▶ [Actions to take]:
a – According to the article on Hyatt's Playa resort sale, what price was originally paid for Playa Hotels & Resorts?
b – Resume the article on Hyatt's sale of the Playa resorts, starting after its last sentence.

▶ [Text segment]:

= = = =

Analysts
say Hyatt’s sale of 15 Playa resorts fulfills an
asset-light commitment, generates some cash and an all-important boost to
Hyatt’s all-inclusive portfolio.
CHICAGO — Hyatt Hotels Corp.’s $2 billion
sale of 15 Playa assets to Tortuga Resorts was notable for several reasons. It
features a huge sales figure that further propels the company in its
asset-light model. It reinforces the brand’s position in the all-inclusive space,
surpassing even larger hotel companies, and also helps offset a significant
portion of the original $2.55 billion price paid for Playa Hotels & Resorts
in the first place.
But one thing stands above the
rest: the speed with which it happened.
“I don’t think anybody was quite
expecting less than two weeks to sell the whole entire thing,” said C. Patrick
Scholes, an analyst with Truist Securities. “That also says to me, obviously,
this has been in the works for quite some time. The ink was barely dry on the
finalization of the sale before this happened.”
“The bigger takeaway is they
sold all of it at once,” said Michael Bellisario, analyst at R.W. Baird. “There
was some, not concern, but just discussion around how long it would take for
them to sell [the properties] and whether they would have to sell these
individually?”
Was $2B enough?
While the total sales price to
Tortuga Resorts, an affiliate of Denver-based KSL Capital Partners and a
Mexican family office, Rodina, was less than what some had projected, there
were several intangibles associated with that number, notably removing the risk
of owning those assets from the board for Hyatt and its investors.
“It was a little bit less than I
would have expected,” Scholes said, noting two caveats.

Could [Hyatt] perhaps have waited and taken a longer process of selling these assets individually?. It’s certainly possible they could have gotten more proceeds for them, but that takes on a lot of risk and that’s really not what Hyatt wants to do.

= = = =

▶ [Stored data]:
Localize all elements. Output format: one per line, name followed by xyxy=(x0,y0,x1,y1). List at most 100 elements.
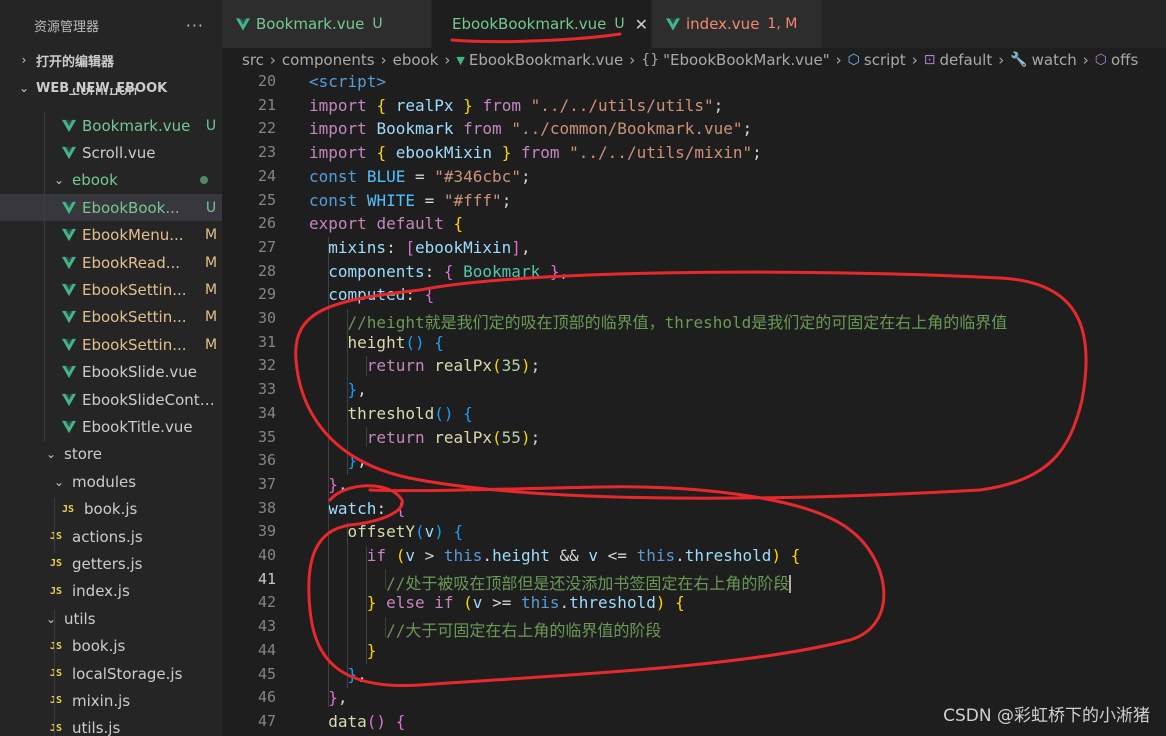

= = = =

▶ [Written responses]:
a – $2.55 billion.

b –
Patrick Scholes
One is the potential for $143
million in a future earnout for Hyatt (the details of which have not been
specified), and another is the $200 million in preferred equity that Hyatt is
retaining as part of this transaction.
“The headline is $2 billion, but
you have to add back that they do get this preferred equity and the potential
for $143 million more, but… that tends to be illiquid, whereas they’re getting
$2 billion cash today… Investors always prefer cash,” Scholes said.
Ultimately, it’s all about
striking a balance between risk and reward.
“Could [Hyatt] perhaps have
waited and taken a longer process of selling these assets individually?”
Scholes pondered. “It’s certainly possible they could have gotten more proceeds for
them, but that takes on a lot of risk and that’s really not what Hyatt wants to
do: be a multi-year holder of Caribbean real estate.”
Bellisario said he had projected
the value of the real estate higher, but also had the annual fees lower than
what Hyatt projected.
“We had thought that the value
of the real estate could be like $2.1-2.2 billion, but we were modeling $40-45
million of fees. Now there’s $60-65 million of fees. So, rightfully so, a
little less of the real estate value,” he said. “Overall, it’s a good execution
and a good deal for them, and it helps them be become even more asset-light.”
Importance of
all-inclusive
The deal, which includes the
rebranding of several properties to Hyatt a few weeks ago, also gives the
company a sizable portion of its portfolio in the all-inclusive space (Hyatt says through Q1, it has over 55,000 all-inclusive rooms, approximately 16% of its
global portfolio), with the majority located in the CALA region.
Hyatt was an early adopter, especially compared to other major hotel companies.
“What’s interesting, too, is
Hyatt was sort of first,” Bellisario said. “They were the ones who were willing
to create a new all-inclusive brand, which is how they got the relationship
with Playa.”

[Hyatt is] smaller than Hilton and Marriott, and in order to better compete, they are offering something to consumers that is different and arguably better, because their peers just don’t have as much inventory there. This is a way they are growing and growing differently.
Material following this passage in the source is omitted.